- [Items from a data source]

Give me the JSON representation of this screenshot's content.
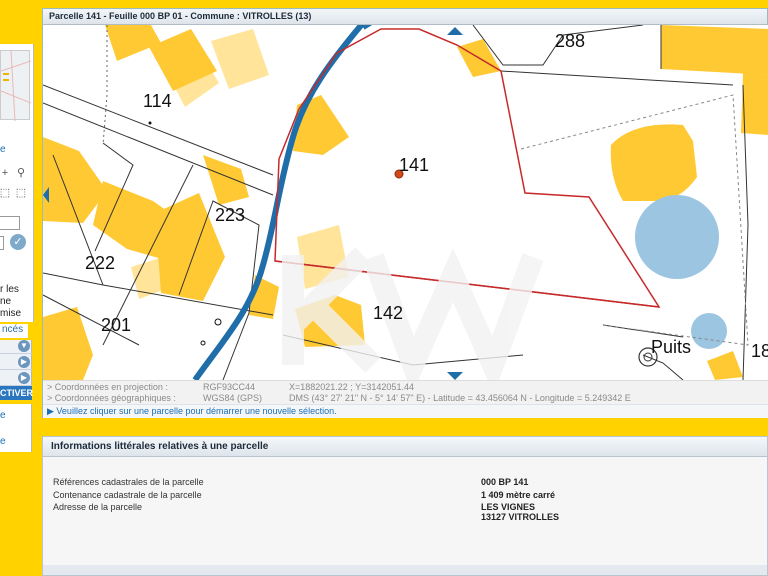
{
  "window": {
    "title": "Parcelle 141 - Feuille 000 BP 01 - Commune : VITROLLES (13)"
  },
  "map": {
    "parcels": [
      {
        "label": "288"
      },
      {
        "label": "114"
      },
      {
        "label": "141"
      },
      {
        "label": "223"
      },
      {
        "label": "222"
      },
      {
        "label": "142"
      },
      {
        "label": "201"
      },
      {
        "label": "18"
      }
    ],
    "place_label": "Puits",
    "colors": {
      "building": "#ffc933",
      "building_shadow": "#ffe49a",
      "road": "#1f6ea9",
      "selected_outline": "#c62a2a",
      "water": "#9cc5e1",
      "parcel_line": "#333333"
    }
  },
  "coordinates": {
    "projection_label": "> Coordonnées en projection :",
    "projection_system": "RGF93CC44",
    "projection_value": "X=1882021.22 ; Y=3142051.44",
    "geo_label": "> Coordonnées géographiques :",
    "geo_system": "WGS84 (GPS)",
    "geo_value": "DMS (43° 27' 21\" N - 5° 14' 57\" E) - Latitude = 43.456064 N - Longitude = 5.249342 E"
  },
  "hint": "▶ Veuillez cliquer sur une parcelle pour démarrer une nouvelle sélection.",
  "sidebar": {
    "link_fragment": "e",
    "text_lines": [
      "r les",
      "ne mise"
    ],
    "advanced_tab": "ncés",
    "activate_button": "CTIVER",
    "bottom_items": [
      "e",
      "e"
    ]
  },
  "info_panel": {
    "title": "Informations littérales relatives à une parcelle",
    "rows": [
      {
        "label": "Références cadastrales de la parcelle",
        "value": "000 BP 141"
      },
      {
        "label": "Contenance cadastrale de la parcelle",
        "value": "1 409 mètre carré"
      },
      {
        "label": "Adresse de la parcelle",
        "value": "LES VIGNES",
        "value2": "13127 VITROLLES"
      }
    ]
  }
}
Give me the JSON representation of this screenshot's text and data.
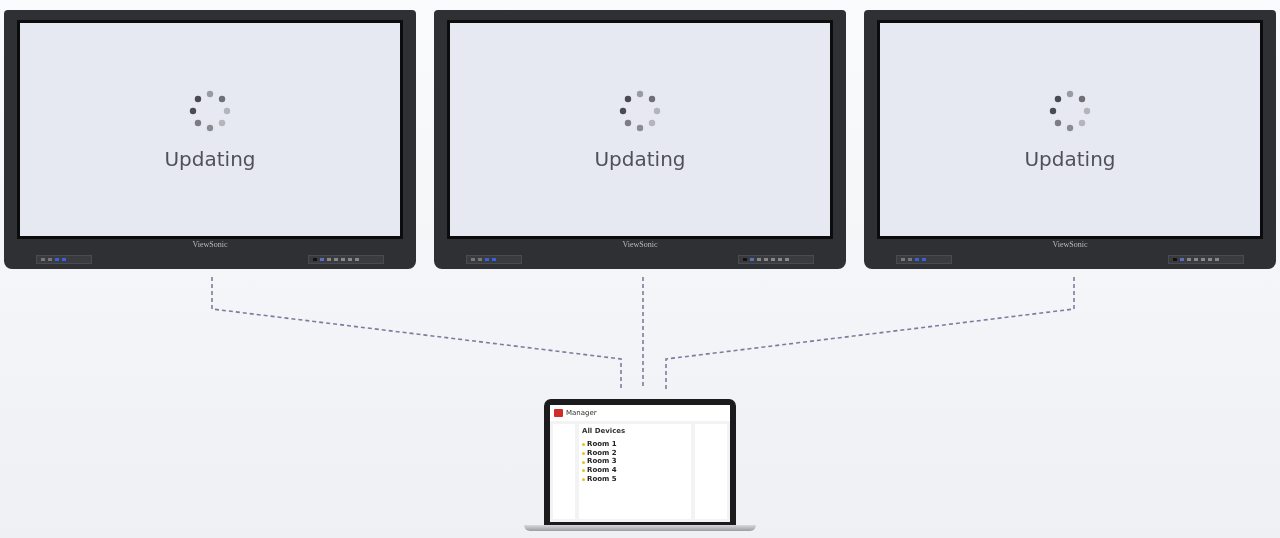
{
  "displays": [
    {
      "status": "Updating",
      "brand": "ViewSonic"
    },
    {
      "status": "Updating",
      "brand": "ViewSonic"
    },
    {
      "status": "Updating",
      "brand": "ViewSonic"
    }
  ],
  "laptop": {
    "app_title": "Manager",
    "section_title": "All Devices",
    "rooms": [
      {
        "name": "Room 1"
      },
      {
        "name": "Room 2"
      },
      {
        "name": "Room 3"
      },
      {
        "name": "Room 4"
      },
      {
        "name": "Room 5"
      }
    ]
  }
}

...

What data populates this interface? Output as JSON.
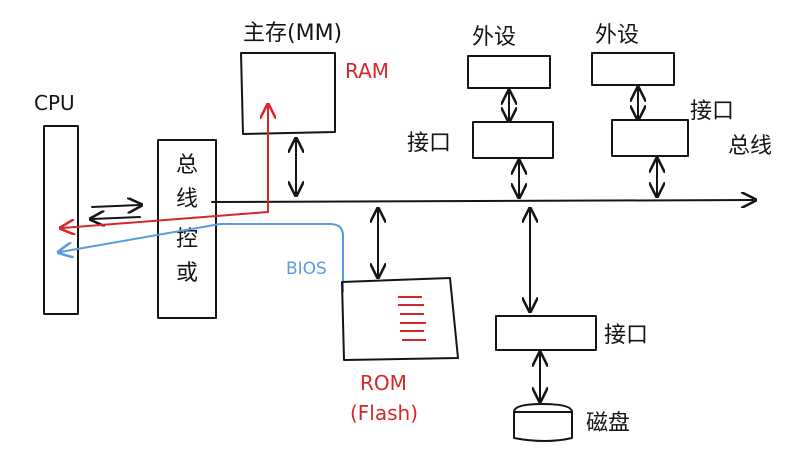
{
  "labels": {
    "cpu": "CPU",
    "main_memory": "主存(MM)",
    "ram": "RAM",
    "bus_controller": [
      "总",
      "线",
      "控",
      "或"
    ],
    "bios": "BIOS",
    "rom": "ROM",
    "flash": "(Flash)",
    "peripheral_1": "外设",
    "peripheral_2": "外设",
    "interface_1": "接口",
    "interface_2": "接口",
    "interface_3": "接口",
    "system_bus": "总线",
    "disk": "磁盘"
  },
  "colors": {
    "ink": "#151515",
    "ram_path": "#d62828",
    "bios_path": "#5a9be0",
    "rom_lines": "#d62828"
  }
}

- [What you have to do] Write down the number of lines where the word "JSON" appears, and nothing further.

- [Written solution] 3